Without including any pictures, write out all the entries exactly.

· · · · · · ·

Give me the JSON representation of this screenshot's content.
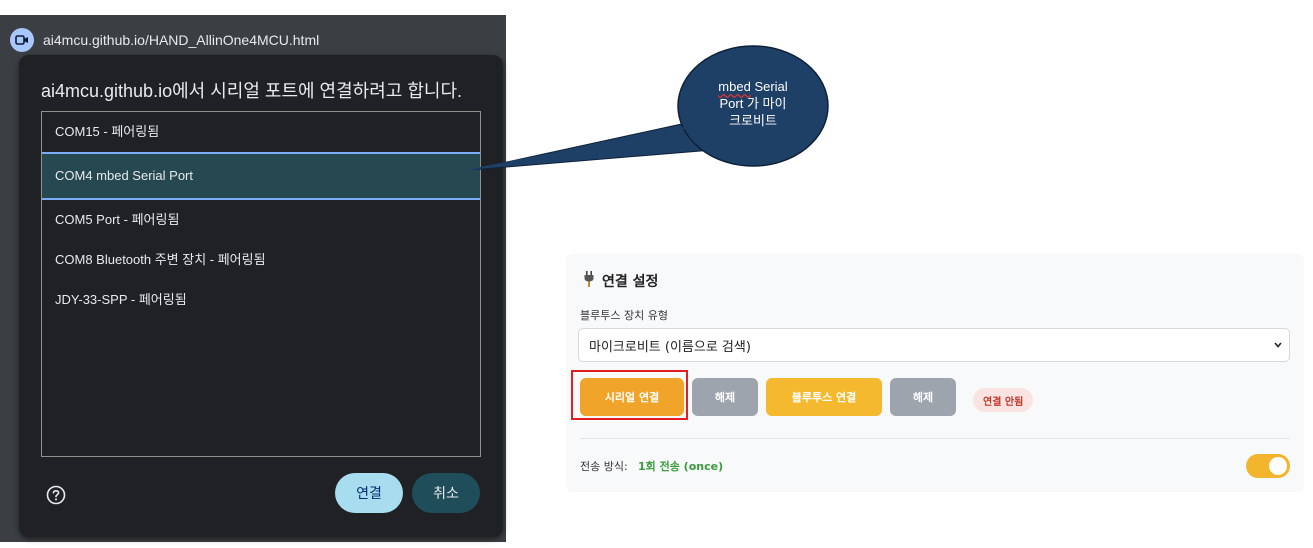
{
  "browser": {
    "url": "ai4mcu.github.io/HAND_AllinOne4MCU.html"
  },
  "serial_dialog": {
    "title": "ai4mcu.github.io에서 시리얼 포트에 연결하려고 합니다.",
    "ports": [
      {
        "label": "COM15 - 페어링됨"
      },
      {
        "label": "COM4 mbed Serial Port"
      },
      {
        "label": "COM5 Port - 페어링됨"
      },
      {
        "label": "COM8 Bluetooth 주변 장치 - 페어링됨"
      },
      {
        "label": "JDY-33-SPP - 페어링됨"
      }
    ],
    "selected_index": 1,
    "connect_label": "연결",
    "cancel_label": "취소"
  },
  "callout": {
    "line1_underlined": "mbed",
    "line1_rest": " Serial",
    "line2": "Port 가 마이",
    "line3": "크로비트",
    "fill_color": "#1e3f66"
  },
  "settings": {
    "title": "연결 설정",
    "device_type_label": "블루투스 장치 유형",
    "device_type_value": "마이크로비트 (이름으로 검색)",
    "serial_connect_label": "시리얼 연결",
    "serial_disconnect_label": "해제",
    "bt_connect_label": "블루투스 연결",
    "bt_disconnect_label": "해제",
    "status": "연결 안됨",
    "tx_mode_label": "전송 방식:",
    "tx_mode_value": "1회 전송 (once)",
    "tx_toggle_on": true
  },
  "colors": {
    "serial_button": "#f0a42a",
    "bt_button": "#f4b92e",
    "disconnect_button": "#9da4ad",
    "status_text": "#c0392b",
    "tx_value": "#3a9d3a",
    "highlight_box": "#e02020"
  }
}
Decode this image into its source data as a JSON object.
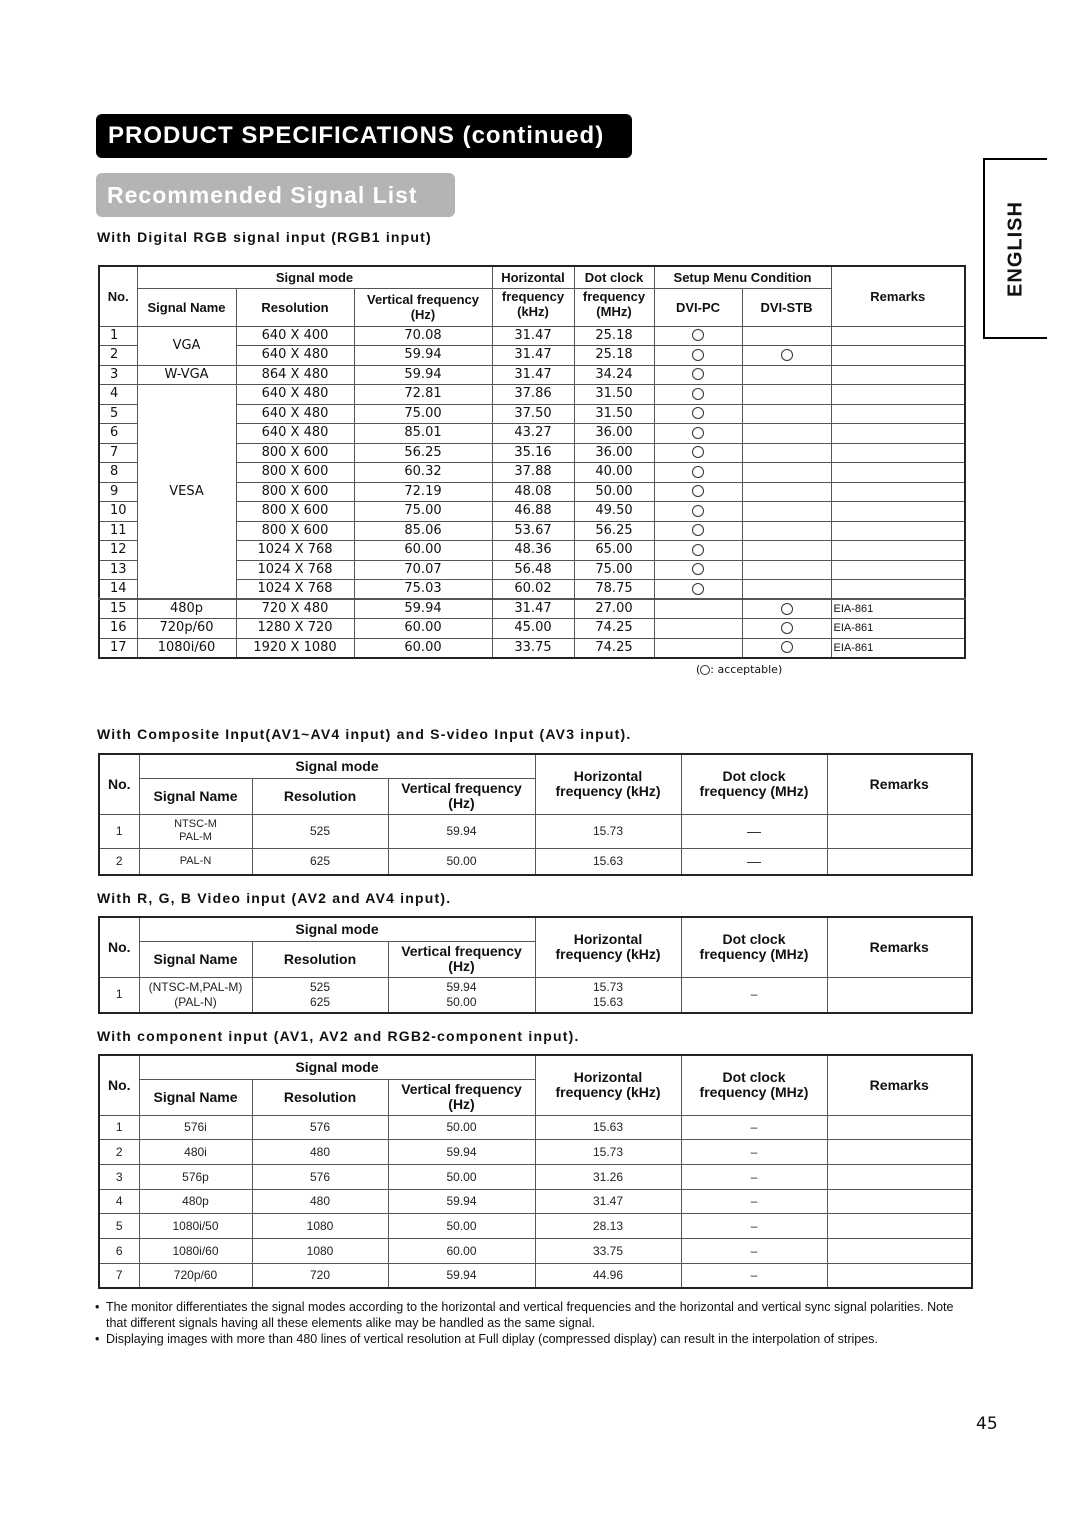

· · · · · · ·

_FINISHED EXERCISE_:
Give me the JSON representation of this screenshot's content.
{
  "browser": {
    "url": "ai4mcu.github.io/HAND_AllinOne4MCU.html"
  },
  "serial_dialog": {
    "title": "ai4mcu.github.io에서 시리얼 포트에 연결하려고 합니다.",
    "ports": [
      {
        "label": "COM15 - 페어링됨"
      },
      {
        "label": "COM4 mbed Serial Port"
      },
      {
        "label": "COM5 Port - 페어링됨"
      },
      {
        "label": "COM8 Bluetooth 주변 장치 - 페어링됨"
      },
      {
        "label": "JDY-33-SPP - 페어링됨"
      }
    ],
    "selected_index": 1,
    "connect_label": "연결",
    "cancel_label": "취소"
  },
  "callout": {
    "line1_underlined": "mbed",
    "line1_rest": " Serial",
    "line2": "Port 가 마이",
    "line3": "크로비트",
    "fill_color": "#1e3f66"
  },
  "settings": {
    "title": "연결 설정",
    "device_type_label": "블루투스 장치 유형",
    "device_type_value": "마이크로비트 (이름으로 검색)",
    "serial_connect_label": "시리얼 연결",
    "serial_disconnect_label": "해제",
    "bt_connect_label": "블루투스 연결",
    "bt_disconnect_label": "해제",
    "status": "연결 안됨",
    "tx_mode_label": "전송 방식:",
    "tx_mode_value": "1회 전송 (once)",
    "tx_toggle_on": true
  },
  "colors": {
    "serial_button": "#f0a42a",
    "bt_button": "#f4b92e",
    "disconnect_button": "#9da4ad",
    "status_text": "#c0392b",
    "tx_value": "#3a9d3a",
    "highlight_box": "#e02020"
  }
}
Decode this image into its source data as a JSON object.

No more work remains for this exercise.